● **Written request**: Your task is to repeat the entries underneath exactly, minus the pictures.

● **Given records**:
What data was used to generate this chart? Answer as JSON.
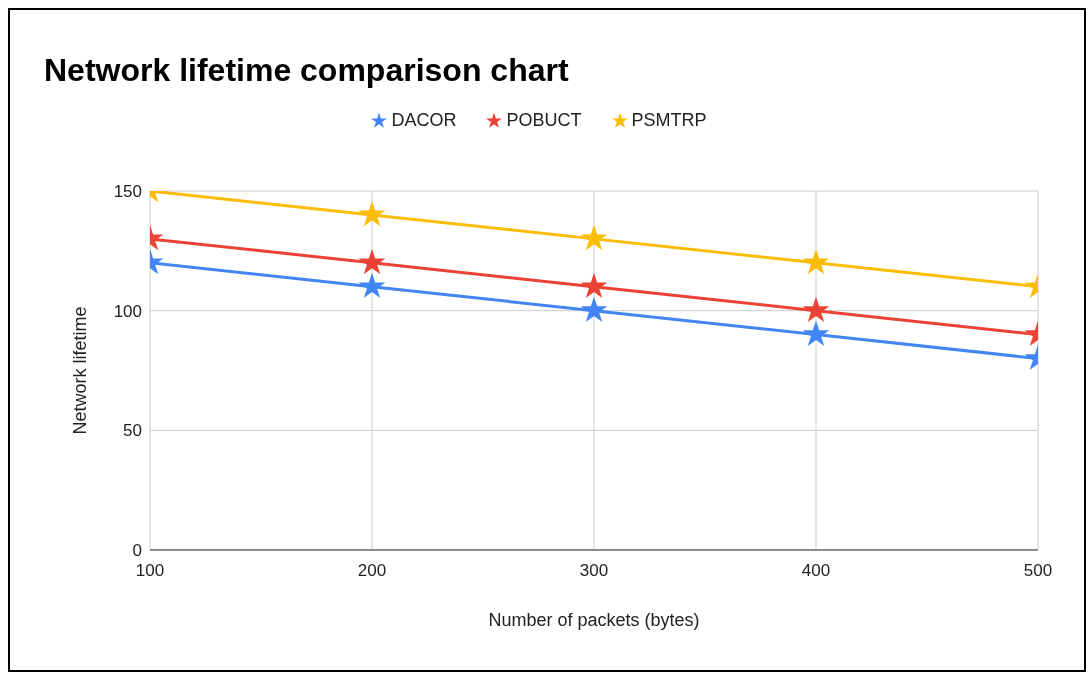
{
  "chart_data": {
    "type": "line",
    "title": "Network lifetime comparison chart",
    "xlabel": "Number of packets (bytes)",
    "ylabel": "Network lifetime",
    "x": [
      100,
      200,
      300,
      400,
      500
    ],
    "series": [
      {
        "name": "DACOR",
        "color": "#4285f4",
        "values": [
          120,
          110,
          100,
          90,
          80
        ]
      },
      {
        "name": "POBUCT",
        "color": "#ea4335",
        "values": [
          130,
          120,
          110,
          100,
          90
        ]
      },
      {
        "name": "PSMTRP",
        "color": "#fbbc04",
        "values": [
          150,
          140,
          130,
          120,
          110
        ]
      }
    ],
    "xlim": [
      100,
      500
    ],
    "xticks": [
      100,
      200,
      300,
      400,
      500
    ],
    "ylim": [
      0,
      150
    ],
    "yticks": [
      0,
      50,
      100,
      150
    ],
    "grid": true,
    "legend": "top",
    "marker": "star",
    "line_style": "solid"
  }
}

● **Exercise output**:
What data was used to generate this chart? Answer as JSON.
{
  "chart_data": {
    "type": "line",
    "title": "Network lifetime comparison chart",
    "xlabel": "Number of packets (bytes)",
    "ylabel": "Network lifetime",
    "x": [
      100,
      200,
      300,
      400,
      500
    ],
    "series": [
      {
        "name": "DACOR",
        "color": "#4285f4",
        "values": [
          120,
          110,
          100,
          90,
          80
        ]
      },
      {
        "name": "POBUCT",
        "color": "#ea4335",
        "values": [
          130,
          120,
          110,
          100,
          90
        ]
      },
      {
        "name": "PSMTRP",
        "color": "#fbbc04",
        "values": [
          150,
          140,
          130,
          120,
          110
        ]
      }
    ],
    "xlim": [
      100,
      500
    ],
    "xticks": [
      100,
      200,
      300,
      400,
      500
    ],
    "ylim": [
      0,
      150
    ],
    "yticks": [
      0,
      50,
      100,
      150
    ],
    "grid": true,
    "legend": "top",
    "marker": "star",
    "line_style": "solid"
  }
}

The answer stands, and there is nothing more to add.